## [SET TASK]
Check each line of the listing, and copy it if it contains the word "wonder".

Begin DATA TO USE

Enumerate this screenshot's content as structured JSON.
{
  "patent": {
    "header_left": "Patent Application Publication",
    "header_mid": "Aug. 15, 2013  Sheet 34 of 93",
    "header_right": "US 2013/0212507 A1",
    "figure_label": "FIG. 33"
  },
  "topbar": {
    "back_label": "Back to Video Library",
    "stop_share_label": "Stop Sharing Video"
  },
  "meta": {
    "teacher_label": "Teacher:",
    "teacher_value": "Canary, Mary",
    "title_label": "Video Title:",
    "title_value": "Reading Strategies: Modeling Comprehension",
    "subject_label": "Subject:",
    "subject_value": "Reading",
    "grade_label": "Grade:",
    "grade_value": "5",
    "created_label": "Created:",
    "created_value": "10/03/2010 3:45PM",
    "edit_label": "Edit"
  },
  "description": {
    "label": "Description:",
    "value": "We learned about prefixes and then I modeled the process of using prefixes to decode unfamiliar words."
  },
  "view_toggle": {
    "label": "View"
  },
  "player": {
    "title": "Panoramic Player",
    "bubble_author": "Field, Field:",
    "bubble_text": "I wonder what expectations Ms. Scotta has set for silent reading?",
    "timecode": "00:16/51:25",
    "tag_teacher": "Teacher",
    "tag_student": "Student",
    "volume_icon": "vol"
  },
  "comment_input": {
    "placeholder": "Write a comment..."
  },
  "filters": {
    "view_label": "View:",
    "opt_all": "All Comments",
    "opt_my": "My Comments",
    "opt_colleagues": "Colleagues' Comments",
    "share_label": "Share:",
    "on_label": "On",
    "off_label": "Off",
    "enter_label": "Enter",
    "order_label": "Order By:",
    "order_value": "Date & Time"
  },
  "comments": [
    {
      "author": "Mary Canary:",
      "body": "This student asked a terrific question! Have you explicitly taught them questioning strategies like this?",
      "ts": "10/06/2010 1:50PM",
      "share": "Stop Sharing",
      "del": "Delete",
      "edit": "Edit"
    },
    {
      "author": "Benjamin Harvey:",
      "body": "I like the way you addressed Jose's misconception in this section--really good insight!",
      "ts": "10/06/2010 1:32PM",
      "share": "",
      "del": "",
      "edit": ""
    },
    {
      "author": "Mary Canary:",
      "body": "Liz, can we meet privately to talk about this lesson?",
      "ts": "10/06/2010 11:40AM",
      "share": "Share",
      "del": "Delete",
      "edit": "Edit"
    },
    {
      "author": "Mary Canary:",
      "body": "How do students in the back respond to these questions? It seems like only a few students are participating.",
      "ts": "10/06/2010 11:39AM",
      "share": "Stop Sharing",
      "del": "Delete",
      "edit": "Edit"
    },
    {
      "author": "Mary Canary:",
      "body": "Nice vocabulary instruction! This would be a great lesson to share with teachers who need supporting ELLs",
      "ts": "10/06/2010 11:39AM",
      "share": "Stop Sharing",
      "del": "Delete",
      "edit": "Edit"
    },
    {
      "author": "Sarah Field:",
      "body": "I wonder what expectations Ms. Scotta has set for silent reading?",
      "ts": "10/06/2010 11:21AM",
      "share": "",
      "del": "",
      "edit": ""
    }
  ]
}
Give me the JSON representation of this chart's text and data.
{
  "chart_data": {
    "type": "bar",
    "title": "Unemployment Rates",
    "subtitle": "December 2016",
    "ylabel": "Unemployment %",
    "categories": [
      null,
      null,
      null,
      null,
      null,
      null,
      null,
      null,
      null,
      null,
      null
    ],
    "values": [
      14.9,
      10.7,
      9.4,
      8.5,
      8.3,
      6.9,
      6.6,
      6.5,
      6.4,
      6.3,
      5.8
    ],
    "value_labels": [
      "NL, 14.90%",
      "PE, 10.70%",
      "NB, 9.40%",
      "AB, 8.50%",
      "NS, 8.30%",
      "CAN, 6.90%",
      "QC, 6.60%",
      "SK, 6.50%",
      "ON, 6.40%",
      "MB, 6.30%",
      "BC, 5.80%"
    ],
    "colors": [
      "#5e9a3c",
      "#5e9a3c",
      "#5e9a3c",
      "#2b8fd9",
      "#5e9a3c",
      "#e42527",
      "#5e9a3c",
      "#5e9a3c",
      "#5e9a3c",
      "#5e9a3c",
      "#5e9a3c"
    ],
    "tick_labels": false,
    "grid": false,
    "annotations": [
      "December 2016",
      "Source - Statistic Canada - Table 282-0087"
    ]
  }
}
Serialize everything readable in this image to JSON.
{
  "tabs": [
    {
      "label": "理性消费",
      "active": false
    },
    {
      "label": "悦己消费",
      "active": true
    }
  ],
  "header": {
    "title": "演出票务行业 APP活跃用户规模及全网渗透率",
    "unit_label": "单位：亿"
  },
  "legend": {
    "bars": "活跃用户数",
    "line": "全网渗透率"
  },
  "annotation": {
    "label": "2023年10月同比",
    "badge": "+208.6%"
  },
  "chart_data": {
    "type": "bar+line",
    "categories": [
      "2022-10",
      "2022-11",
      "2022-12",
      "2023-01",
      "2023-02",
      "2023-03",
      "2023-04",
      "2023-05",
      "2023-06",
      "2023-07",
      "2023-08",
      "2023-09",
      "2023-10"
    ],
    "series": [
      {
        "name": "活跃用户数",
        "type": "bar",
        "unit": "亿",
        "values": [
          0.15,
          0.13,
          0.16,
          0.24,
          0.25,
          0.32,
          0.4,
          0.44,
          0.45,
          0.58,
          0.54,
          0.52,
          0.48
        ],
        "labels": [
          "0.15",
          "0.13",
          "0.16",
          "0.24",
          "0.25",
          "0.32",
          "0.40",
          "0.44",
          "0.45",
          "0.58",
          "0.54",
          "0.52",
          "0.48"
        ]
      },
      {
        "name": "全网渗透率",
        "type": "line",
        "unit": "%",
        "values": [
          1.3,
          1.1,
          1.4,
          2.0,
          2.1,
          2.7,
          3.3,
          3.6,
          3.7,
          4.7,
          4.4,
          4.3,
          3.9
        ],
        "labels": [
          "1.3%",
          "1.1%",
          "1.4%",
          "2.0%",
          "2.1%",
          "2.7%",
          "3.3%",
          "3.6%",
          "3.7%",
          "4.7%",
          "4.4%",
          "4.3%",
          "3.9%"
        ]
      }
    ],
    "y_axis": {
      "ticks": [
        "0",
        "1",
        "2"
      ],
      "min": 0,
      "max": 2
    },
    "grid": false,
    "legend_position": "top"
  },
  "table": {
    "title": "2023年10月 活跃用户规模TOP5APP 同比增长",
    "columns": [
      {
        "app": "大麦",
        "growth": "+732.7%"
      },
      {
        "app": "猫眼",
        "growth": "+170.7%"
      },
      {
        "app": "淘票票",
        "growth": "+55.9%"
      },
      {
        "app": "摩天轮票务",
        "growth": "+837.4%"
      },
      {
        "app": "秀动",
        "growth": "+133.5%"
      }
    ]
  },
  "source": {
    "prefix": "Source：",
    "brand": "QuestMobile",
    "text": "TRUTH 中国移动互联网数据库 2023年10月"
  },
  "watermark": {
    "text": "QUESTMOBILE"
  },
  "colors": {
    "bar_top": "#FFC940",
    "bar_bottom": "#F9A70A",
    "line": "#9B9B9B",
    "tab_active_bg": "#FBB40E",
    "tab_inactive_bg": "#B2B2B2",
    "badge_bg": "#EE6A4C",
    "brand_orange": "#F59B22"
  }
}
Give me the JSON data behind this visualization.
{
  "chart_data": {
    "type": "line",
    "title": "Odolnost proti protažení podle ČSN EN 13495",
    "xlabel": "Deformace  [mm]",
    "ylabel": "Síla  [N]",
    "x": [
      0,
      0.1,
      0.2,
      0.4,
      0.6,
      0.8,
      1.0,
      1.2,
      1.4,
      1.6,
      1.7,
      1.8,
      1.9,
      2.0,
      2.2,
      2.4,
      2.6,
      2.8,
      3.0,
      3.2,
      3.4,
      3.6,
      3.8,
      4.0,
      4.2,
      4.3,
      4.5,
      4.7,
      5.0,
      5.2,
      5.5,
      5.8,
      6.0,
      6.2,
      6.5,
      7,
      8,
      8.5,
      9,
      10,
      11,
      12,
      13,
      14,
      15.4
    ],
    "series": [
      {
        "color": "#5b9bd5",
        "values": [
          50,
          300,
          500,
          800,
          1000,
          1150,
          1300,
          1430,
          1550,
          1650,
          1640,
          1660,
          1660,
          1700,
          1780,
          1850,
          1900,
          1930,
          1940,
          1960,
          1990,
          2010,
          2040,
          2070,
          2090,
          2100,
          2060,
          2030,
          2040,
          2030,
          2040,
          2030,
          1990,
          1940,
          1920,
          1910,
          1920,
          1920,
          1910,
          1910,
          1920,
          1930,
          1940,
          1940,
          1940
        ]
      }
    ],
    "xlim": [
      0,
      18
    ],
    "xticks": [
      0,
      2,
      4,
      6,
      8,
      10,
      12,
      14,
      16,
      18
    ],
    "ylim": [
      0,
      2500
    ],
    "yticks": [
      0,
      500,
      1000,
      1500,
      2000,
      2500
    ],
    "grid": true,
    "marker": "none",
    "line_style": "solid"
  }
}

End DATA TO USE

## [COMPLETE ANSWER]
    "bubble_text": "I wonder what expectations Ms. Scotta has set for silent reading?",
      "body": "I wonder what expectations Ms. Scotta has set for silent reading?",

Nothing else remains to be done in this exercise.